» TASK REQUIREMENTS:
• A. From the article on Montana hunting rights, extract the passage between "Some of the" and "ruling against Arizona.", inclusive.
• B. Answer these questions using the article on Montana hunting rights:
(i) How much revenue was projected in 2002 from outfitter-sponsored nonresident deer and elk combination licenses?
(ii) Which court struck down Arizona's limits on big-game licenses for out-of-state hunters?
(iii) How many states are asking the U.S. Supreme Court to overturn the ruling against Arizona?

--- Start SUPPLIED PASSAGE ---

Everytime there is an action there WILL be a reaction.
http://www.missoulian.com/display/inn_features/outdoors/od01.txt
Deal with the devil
By DARYL GADBOW of the Missoulian
Organization seeking ways to preserve resident hunting rights, while handling demand for commercial out-of-state access
"We cut a deal with the devil," says Jim Posewitz of Helena, executive director of the hunting rights and ethics organization Orion: The Hunter's Institute, and author of "Inherit the Hunt" and "Beyond Fair Chase" - the bibles of hunting ethics in Montana.
The devil, says Posewitz, is commercialization of wildlife and hunting.
And the deal is the outfitter-sponsored "set-aside" big-game hunting licenses that Montana sells to out-of-state hunters through outfitters at a variable, market-based price. The revenue from sales of the outfitter-sponsored nonresident deer and elk combination licenses - nearly $5 million was projected in 2002 - is the bulk of the money used since 1996 to fund the state's extremely popular Block Management Program.
The Block Management Program pays private landowners to allow free public access for hunting.
The question facing Montana now, according to Posewitz, is: Has the time come to pay the devil his due?
"It's probably the most important question of our times," he says. "It's hugely important that we respond appropriately."
Speaking at a Missoula meeting of the Montana Wildlife Federation last week, Posewitz said that organization of hunters and anglers is concerned about "a litany of threats" of commercialization and privatization currently facing Montana's tradition of public hunting and wildlife management.
Some of the concern arises from a recent decision by the 9th U.S. Circuit Court of Appeals that struck down Arizona's limits on big-game licenses to out-of-state hunters as an act of "overt discrimination." The San Francisco-based court added that such discrimination was an unconstitutional restriction on interstate commerce for hunters wanting to sell antlers and other game animal parts.
Montana is one of at least 23 states other than Arizona that impose limits on the number of nonresident hunting licenses. And Montana is one of 22 states that are asking the U.S. Supreme Court to overturn its ruling against Arizona.

--- End SUPPLIED PASSAGE ---
--- Start MATERIAL ---

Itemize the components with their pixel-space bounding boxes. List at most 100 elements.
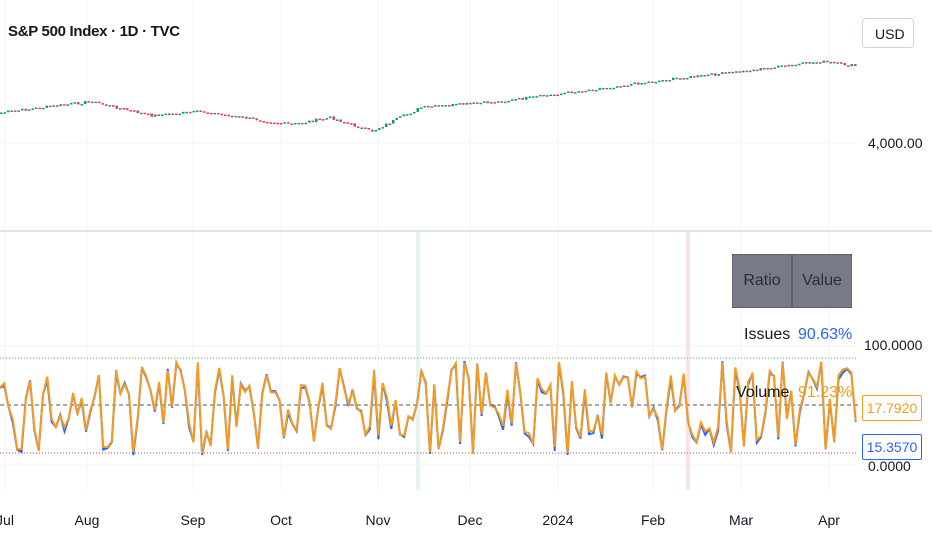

--- End MATERIAL ---

» ANSWERS BELOW:
• A.
Some of the concern arises from a recent decision by the 9th U.S. Circuit Court of Appeals that struck down Arizona's limits on big-game licenses to out-of-state hunters as an act of "overt discrimination." The San Francisco-based court added that such discrimination was an unconstitutional restriction on interstate commerce for hunters wanting to sell antlers and other game animal parts.
Montana is one of at least 23 states other than Arizona that impose limits on the number of nonresident hunting licenses. And Montana is one of 22 states that are asking the U.S. Supreme Court to overturn its ruling against Arizona.

• B.
(i) Nearly $5 million.
(ii) The 9th U.S. Circuit Court of Appeals.
(iii) 22 states.